Aim: Below is a block of records; repeat each one exactly.

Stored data

'''

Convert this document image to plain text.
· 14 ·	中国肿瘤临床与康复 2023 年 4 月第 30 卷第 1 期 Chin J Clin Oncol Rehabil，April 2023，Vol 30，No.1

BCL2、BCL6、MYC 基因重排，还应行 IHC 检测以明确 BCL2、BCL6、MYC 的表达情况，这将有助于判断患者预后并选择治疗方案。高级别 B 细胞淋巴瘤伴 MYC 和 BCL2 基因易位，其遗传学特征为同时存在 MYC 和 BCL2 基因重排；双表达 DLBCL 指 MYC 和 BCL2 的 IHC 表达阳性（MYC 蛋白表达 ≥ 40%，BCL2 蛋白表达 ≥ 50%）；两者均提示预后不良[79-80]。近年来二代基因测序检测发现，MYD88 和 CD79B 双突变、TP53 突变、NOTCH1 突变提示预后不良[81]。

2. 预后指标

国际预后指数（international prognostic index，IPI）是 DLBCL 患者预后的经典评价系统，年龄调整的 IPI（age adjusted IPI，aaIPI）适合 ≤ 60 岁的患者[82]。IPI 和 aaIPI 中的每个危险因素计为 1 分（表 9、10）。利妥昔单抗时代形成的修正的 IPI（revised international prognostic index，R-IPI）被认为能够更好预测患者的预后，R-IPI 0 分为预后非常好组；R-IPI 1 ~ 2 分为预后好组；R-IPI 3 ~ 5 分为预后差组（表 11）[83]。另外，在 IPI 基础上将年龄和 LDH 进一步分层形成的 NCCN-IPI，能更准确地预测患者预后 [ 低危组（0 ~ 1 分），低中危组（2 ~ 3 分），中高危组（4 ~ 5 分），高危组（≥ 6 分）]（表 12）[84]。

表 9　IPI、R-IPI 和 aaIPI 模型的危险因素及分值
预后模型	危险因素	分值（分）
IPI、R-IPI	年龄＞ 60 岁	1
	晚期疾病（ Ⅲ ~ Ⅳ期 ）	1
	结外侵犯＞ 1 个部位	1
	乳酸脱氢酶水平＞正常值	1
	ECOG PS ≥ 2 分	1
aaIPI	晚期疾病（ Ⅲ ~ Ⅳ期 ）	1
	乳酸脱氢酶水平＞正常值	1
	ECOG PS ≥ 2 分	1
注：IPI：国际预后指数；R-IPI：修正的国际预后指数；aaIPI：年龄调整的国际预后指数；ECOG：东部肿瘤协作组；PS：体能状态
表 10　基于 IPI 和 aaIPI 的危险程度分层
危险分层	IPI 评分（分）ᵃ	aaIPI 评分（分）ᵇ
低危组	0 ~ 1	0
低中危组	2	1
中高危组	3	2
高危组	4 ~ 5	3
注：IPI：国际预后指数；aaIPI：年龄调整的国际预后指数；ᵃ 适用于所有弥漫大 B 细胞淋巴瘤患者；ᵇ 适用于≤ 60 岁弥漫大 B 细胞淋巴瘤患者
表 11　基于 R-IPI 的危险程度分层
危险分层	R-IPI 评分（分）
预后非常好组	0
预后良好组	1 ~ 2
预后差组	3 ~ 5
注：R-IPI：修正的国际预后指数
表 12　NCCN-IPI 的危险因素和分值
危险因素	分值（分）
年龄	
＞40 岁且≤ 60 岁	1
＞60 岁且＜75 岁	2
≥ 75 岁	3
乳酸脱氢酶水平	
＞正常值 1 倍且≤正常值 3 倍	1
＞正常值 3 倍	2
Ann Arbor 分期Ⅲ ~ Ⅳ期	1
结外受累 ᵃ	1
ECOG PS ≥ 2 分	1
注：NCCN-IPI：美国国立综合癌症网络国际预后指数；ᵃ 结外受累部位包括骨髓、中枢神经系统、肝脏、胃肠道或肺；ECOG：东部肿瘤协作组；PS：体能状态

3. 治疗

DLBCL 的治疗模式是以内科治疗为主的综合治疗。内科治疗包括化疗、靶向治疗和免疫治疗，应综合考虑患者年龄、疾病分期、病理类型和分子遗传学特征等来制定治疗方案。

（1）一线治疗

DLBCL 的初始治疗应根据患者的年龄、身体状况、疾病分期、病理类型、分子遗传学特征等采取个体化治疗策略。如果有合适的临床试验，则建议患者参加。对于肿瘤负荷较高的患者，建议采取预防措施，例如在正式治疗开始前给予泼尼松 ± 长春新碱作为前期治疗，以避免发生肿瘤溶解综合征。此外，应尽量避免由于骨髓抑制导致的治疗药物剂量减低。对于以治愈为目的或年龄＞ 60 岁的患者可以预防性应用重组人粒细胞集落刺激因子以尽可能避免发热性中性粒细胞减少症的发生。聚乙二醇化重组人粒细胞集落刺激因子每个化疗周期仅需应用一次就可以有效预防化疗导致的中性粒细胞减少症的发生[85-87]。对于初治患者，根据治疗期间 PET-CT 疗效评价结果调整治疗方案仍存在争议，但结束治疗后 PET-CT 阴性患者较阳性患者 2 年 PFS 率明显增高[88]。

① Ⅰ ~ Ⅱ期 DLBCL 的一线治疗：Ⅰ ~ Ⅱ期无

'''

Task output:
Convert this document image to plain text.
· 14 ·	中国肿瘤临床与康复 2023 年 4 月第 30 卷第 1 期 Chin J Clin Oncol Rehabil，April 2023，Vol 30，No.1

BCL2、BCL6、MYC 基因重排，还应行 IHC 检测以明确 BCL2、BCL6、MYC 的表达情况，这将有助于判断患者预后并选择治疗方案。高级别 B 细胞淋巴瘤伴 MYC 和 BCL2 基因易位，其遗传学特征为同时存在 MYC 和 BCL2 基因重排；双表达 DLBCL 指 MYC 和 BCL2 的 IHC 表达阳性（MYC 蛋白表达 ≥ 40%，BCL2 蛋白表达 ≥ 50%）；两者均提示预后不良[79-80]。近年来二代基因测序检测发现，MYD88 和 CD79B 双突变、TP53 突变、NOTCH1 突变提示预后不良[81]。

2. 预后指标

国际预后指数（international prognostic index，IPI）是 DLBCL 患者预后的经典评价系统，年龄调整的 IPI（age adjusted IPI，aaIPI）适合 ≤ 60 岁的患者[82]。IPI 和 aaIPI 中的每个危险因素计为 1 分（表 9、10）。利妥昔单抗时代形成的修正的 IPI（revised international prognostic index，R-IPI）被认为能够更好预测患者的预后，R-IPI 0 分为预后非常好组；R-IPI 1 ~ 2 分为预后好组；R-IPI 3 ~ 5 分为预后差组（表 11）[83]。另外，在 IPI 基础上将年龄和 LDH 进一步分层形成的 NCCN-IPI，能更准确地预测患者预后 [ 低危组（0 ~ 1 分），低中危组（2 ~ 3 分），中高危组（4 ~ 5 分），高危组（≥ 6 分）]（表 12）[84]。

表 9　IPI、R-IPI 和 aaIPI 模型的危险因素及分值
预后模型	危险因素	分值（分）
IPI、R-IPI	年龄＞ 60 岁	1
	晚期疾病（ Ⅲ ~ Ⅳ期 ）	1
	结外侵犯＞ 1 个部位	1
	乳酸脱氢酶水平＞正常值	1
	ECOG PS ≥ 2 分	1
aaIPI	晚期疾病（ Ⅲ ~ Ⅳ期 ）	1
	乳酸脱氢酶水平＞正常值	1
	ECOG PS ≥ 2 分	1
注：IPI：国际预后指数；R-IPI：修正的国际预后指数；aaIPI：年龄调整的国际预后指数；ECOG：东部肿瘤协作组；PS：体能状态
表 10　基于 IPI 和 aaIPI 的危险程度分层
危险分层	IPI 评分（分）ᵃ	aaIPI 评分（分）ᵇ
低危组	0 ~ 1	0
低中危组	2	1
中高危组	3	2
高危组	4 ~ 5	3
注：IPI：国际预后指数；aaIPI：年龄调整的国际预后指数；ᵃ 适用于所有弥漫大 B 细胞淋巴瘤患者；ᵇ 适用于≤ 60 岁弥漫大 B 细胞淋巴瘤患者
表 11　基于 R-IPI 的危险程度分层
危险分层	R-IPI 评分（分）
预后非常好组	0
预后良好组	1 ~ 2
预后差组	3 ~ 5
注：R-IPI：修正的国际预后指数
表 12　NCCN-IPI 的危险因素和分值
危险因素	分值（分）
年龄	
＞40 岁且≤ 60 岁	1
＞60 岁且＜75 岁	2
≥ 75 岁	3
乳酸脱氢酶水平	
＞正常值 1 倍且≤正常值 3 倍	1
＞正常值 3 倍	2
Ann Arbor 分期Ⅲ ~ Ⅳ期	1
结外受累 ᵃ	1
ECOG PS ≥ 2 分	1
注：NCCN-IPI：美国国立综合癌症网络国际预后指数；ᵃ 结外受累部位包括骨髓、中枢神经系统、肝脏、胃肠道或肺；ECOG：东部肿瘤协作组；PS：体能状态

3. 治疗

DLBCL 的治疗模式是以内科治疗为主的综合治疗。内科治疗包括化疗、靶向治疗和免疫治疗，应综合考虑患者年龄、疾病分期、病理类型和分子遗传学特征等来制定治疗方案。

（1）一线治疗

DLBCL 的初始治疗应根据患者的年龄、身体状况、疾病分期、病理类型、分子遗传学特征等采取个体化治疗策略。如果有合适的临床试验，则建议患者参加。对于肿瘤负荷较高的患者，建议采取预防措施，例如在正式治疗开始前给予泼尼松 ± 长春新碱作为前期治疗，以避免发生肿瘤溶解综合征。此外，应尽量避免由于骨髓抑制导致的治疗药物剂量减低。对于以治愈为目的或年龄＞ 60 岁的患者可以预防性应用重组人粒细胞集落刺激因子以尽可能避免发热性中性粒细胞减少症的发生。聚乙二醇化重组人粒细胞集落刺激因子每个化疗周期仅需应用一次就可以有效预防化疗导致的中性粒细胞减少症的发生[85-87]。对于初治患者，根据治疗期间 PET-CT 疗效评价结果调整治疗方案仍存在争议，但结束治疗后 PET-CT 阴性患者较阳性患者 2 年 PFS 率明显增高[88]。

① Ⅰ ~ Ⅱ期 DLBCL 的一线治疗：Ⅰ ~ Ⅱ期无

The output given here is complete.